* [WHAT YOU SHOULD DO]
Copy down every line where the string "Alcohol" shows up.
begin
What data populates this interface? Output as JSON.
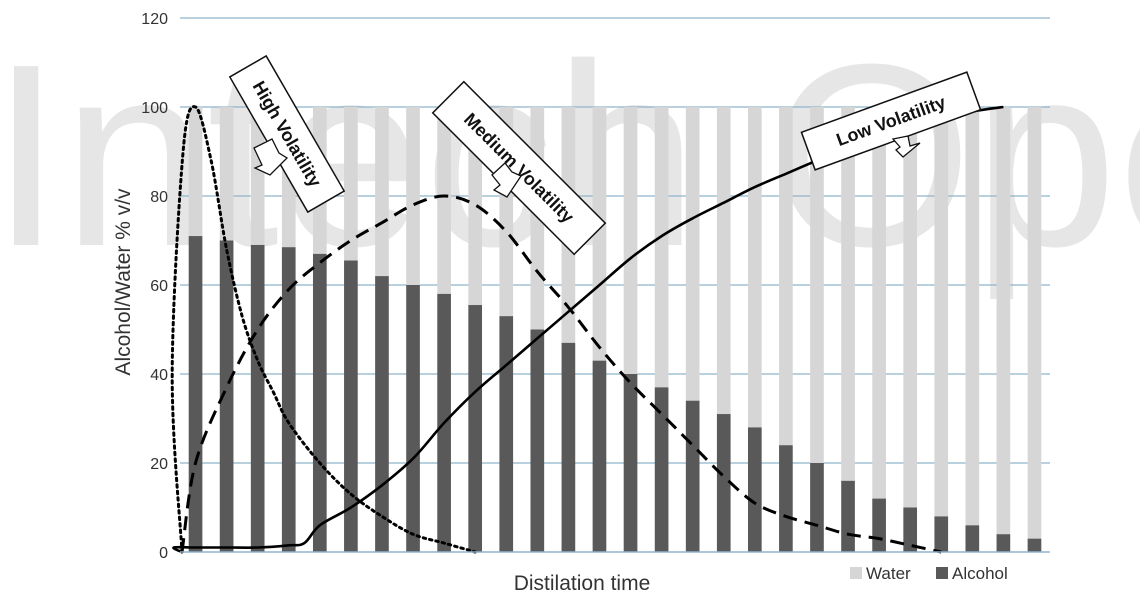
{
  "watermark": "Intech Open",
  "chart_data": {
    "type": "bar",
    "title": "",
    "xlabel": "Distilation time",
    "ylabel": "Alcohol/Water % v/v",
    "ylim": [
      0,
      120
    ],
    "y_ticks": [
      0,
      20,
      40,
      60,
      80,
      100,
      120
    ],
    "grid": true,
    "legend_position": "bottom-right",
    "bar_total": 100,
    "series": [
      {
        "name": "Water",
        "color": "#d6d6d6",
        "values": [
          29,
          30,
          31,
          31.5,
          33,
          34.5,
          38,
          40,
          42,
          44.5,
          47,
          50,
          53,
          57,
          60,
          63,
          66,
          69,
          72,
          76,
          80,
          84,
          88,
          90,
          92,
          94,
          96,
          97
        ]
      },
      {
        "name": "Alcohol",
        "color": "#595959",
        "values": [
          71,
          70,
          69,
          68.5,
          67,
          65.5,
          62,
          60,
          58,
          55.5,
          53,
          50,
          47,
          43,
          40,
          37,
          34,
          31,
          28,
          24,
          20,
          16,
          12,
          10,
          8,
          6,
          4,
          3
        ]
      }
    ],
    "curves": [
      {
        "label": "High Volatility",
        "style": "dotted",
        "x": [
          0,
          0.25,
          0.6,
          1,
          1.5,
          2,
          2.5,
          3,
          3.5,
          4,
          5,
          6,
          7,
          8,
          9,
          10
        ],
        "y": [
          0,
          40,
          90,
          100,
          88,
          68,
          53,
          43,
          36,
          29,
          20,
          13,
          8,
          4,
          2,
          0
        ]
      },
      {
        "label": "Medium Volatility",
        "style": "dashed",
        "x": [
          0,
          1,
          2,
          3,
          4,
          5,
          6,
          7,
          8,
          9,
          10,
          11,
          12,
          13,
          14,
          15,
          16,
          17,
          18,
          19,
          20,
          21,
          22,
          23,
          24,
          25
        ],
        "y": [
          0,
          20,
          37,
          50,
          59,
          65,
          70,
          74,
          78,
          80,
          78,
          72,
          63,
          55,
          46,
          38,
          31,
          24,
          17,
          11,
          8,
          6,
          4,
          3,
          1.5,
          0
        ]
      },
      {
        "label": "Low Volatility",
        "style": "solid",
        "x": [
          0,
          0.3,
          1,
          2,
          3,
          4,
          4.5,
          5,
          6,
          7,
          8,
          9,
          10,
          11,
          12,
          13,
          14,
          15,
          16,
          17,
          18,
          19,
          20,
          21,
          22,
          23,
          24,
          25,
          26,
          27
        ],
        "y": [
          0,
          1,
          1,
          1,
          1,
          1.5,
          2,
          6,
          10,
          15,
          21,
          29,
          36,
          42,
          48,
          54,
          60,
          66,
          71,
          75,
          78.5,
          82,
          85,
          88,
          91,
          94,
          96,
          97.5,
          99,
          100
        ]
      }
    ]
  }
}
end
* [TASK OUTPUT]
    "ylabel": "Alcohol/Water % v/v",
        "name": "Alcohol",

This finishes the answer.